▶ **What is expected**
Give the number of lines that include the word "свыше", and nothing else.

Saved entries:
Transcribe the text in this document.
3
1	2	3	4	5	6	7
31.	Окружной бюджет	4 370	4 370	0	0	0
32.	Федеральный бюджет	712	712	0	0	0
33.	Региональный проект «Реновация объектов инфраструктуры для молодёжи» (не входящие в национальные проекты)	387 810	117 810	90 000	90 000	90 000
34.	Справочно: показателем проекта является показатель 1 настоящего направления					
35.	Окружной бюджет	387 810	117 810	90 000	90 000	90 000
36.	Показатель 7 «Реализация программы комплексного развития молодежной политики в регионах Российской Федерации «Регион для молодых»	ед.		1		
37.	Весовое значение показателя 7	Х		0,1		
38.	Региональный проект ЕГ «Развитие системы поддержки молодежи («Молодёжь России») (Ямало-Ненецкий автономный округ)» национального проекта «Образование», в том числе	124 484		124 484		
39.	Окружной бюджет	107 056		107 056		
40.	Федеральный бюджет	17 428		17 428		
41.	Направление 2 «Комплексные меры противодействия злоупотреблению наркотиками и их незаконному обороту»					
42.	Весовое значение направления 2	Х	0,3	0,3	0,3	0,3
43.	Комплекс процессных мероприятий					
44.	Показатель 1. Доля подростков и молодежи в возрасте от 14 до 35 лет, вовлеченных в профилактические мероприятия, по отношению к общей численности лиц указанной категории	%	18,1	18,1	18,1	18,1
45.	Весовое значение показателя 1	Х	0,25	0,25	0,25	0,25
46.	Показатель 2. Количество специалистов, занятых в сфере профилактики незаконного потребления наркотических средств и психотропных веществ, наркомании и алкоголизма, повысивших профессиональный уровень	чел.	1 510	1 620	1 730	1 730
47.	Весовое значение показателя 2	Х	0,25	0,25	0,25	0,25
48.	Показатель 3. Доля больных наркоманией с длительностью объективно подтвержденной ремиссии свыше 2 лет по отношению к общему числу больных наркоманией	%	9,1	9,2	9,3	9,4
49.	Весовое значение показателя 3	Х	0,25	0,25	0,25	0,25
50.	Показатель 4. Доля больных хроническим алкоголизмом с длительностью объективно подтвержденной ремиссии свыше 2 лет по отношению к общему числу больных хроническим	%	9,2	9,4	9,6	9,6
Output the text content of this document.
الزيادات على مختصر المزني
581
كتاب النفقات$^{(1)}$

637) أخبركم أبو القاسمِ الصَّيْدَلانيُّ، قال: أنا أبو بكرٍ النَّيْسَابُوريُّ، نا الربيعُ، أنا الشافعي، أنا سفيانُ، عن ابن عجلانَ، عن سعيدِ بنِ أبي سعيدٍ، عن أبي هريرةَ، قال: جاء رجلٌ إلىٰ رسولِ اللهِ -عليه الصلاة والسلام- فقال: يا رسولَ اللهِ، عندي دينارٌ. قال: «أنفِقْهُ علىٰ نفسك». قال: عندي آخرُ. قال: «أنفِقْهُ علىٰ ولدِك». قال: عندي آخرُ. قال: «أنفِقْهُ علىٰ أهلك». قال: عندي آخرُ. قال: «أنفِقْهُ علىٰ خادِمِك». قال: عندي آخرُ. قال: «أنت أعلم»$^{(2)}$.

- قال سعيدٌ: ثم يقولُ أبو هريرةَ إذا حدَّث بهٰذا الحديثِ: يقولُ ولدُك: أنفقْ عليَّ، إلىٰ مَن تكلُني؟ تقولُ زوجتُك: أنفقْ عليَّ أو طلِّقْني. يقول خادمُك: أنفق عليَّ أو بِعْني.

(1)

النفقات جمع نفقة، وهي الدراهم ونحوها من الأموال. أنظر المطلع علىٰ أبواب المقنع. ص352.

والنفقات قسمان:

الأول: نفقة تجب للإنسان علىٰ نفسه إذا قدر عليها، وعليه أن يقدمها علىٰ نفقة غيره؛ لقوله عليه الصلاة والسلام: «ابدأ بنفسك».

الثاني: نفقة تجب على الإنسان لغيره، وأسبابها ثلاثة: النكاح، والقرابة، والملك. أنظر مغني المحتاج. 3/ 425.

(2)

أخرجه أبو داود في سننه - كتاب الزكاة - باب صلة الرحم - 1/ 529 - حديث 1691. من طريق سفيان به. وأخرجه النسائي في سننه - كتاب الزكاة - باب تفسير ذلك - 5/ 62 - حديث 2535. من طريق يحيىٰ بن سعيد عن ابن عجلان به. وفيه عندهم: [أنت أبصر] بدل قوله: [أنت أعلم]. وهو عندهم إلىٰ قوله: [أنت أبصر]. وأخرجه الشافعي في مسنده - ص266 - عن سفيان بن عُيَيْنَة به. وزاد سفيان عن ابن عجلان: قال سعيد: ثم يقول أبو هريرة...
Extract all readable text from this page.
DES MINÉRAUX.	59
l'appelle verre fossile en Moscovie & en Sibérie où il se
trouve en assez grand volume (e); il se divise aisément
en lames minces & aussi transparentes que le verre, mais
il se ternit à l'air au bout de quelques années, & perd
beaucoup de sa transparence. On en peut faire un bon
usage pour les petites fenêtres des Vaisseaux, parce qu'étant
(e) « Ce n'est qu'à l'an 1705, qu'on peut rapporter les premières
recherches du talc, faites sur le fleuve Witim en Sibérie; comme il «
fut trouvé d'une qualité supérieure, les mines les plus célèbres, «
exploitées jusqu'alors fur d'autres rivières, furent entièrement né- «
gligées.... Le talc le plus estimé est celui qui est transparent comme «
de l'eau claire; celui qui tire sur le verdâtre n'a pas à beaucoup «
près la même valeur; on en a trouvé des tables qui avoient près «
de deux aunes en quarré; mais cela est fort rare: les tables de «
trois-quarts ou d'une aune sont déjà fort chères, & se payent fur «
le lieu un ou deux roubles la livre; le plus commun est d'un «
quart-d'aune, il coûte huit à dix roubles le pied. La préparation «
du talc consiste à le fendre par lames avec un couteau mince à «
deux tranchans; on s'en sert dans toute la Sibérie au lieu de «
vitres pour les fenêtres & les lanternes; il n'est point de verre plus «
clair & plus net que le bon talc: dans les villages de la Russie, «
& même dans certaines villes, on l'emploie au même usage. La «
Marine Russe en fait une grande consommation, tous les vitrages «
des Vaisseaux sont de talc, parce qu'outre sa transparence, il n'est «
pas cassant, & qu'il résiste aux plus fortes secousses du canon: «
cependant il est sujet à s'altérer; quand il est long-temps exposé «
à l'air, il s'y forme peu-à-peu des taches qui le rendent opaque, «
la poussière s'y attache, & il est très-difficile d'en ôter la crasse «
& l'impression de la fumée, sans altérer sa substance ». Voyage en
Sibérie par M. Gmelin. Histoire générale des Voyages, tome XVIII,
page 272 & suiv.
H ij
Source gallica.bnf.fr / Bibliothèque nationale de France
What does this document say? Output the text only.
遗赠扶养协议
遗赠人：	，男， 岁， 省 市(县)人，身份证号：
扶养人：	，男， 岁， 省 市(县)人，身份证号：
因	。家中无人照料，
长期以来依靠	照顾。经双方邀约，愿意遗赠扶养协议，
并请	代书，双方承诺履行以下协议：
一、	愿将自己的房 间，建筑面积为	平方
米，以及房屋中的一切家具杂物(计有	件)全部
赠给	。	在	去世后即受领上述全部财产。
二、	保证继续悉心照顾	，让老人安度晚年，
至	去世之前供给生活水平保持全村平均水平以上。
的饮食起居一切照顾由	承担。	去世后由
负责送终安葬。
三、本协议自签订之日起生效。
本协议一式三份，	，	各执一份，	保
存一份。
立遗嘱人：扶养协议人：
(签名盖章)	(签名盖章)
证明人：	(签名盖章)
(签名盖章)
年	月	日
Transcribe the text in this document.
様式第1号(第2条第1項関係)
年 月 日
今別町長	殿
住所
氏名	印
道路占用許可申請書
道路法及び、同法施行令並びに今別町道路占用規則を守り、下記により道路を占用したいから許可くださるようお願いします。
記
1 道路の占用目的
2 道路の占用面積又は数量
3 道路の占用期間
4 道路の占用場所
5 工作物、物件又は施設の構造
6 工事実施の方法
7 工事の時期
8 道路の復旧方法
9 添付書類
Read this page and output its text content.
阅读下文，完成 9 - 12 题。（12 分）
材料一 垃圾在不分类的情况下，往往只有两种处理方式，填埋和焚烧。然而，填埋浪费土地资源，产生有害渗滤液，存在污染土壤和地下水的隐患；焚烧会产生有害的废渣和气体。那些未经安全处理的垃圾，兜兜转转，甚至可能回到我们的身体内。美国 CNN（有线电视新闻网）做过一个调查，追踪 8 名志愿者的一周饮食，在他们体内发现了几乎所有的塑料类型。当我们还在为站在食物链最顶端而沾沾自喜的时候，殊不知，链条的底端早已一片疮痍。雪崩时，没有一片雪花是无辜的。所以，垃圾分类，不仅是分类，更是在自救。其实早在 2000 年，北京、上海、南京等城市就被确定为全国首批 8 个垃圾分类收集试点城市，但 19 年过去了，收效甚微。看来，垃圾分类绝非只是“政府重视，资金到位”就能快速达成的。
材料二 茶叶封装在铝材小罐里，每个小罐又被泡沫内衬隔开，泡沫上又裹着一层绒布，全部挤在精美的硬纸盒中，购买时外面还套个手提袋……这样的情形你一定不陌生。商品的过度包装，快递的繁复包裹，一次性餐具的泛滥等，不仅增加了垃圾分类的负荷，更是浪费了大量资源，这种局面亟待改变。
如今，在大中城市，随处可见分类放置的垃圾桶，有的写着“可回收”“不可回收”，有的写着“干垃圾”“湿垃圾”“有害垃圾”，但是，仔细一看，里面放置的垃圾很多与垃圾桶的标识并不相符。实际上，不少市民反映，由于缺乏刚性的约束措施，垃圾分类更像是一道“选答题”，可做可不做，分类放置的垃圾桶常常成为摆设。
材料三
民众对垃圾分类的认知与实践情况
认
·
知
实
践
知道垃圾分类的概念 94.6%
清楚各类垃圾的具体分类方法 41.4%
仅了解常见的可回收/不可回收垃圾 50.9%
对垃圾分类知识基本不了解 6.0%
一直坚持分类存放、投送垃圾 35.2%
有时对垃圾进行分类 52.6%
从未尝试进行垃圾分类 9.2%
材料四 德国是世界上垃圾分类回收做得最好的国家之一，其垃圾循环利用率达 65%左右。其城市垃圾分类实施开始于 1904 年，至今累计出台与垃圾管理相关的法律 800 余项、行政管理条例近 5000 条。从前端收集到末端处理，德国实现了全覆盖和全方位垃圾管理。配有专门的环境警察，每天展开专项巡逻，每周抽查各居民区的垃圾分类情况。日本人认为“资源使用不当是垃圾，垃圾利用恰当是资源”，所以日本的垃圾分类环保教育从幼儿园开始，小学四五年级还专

▶ **Answer for the task**
2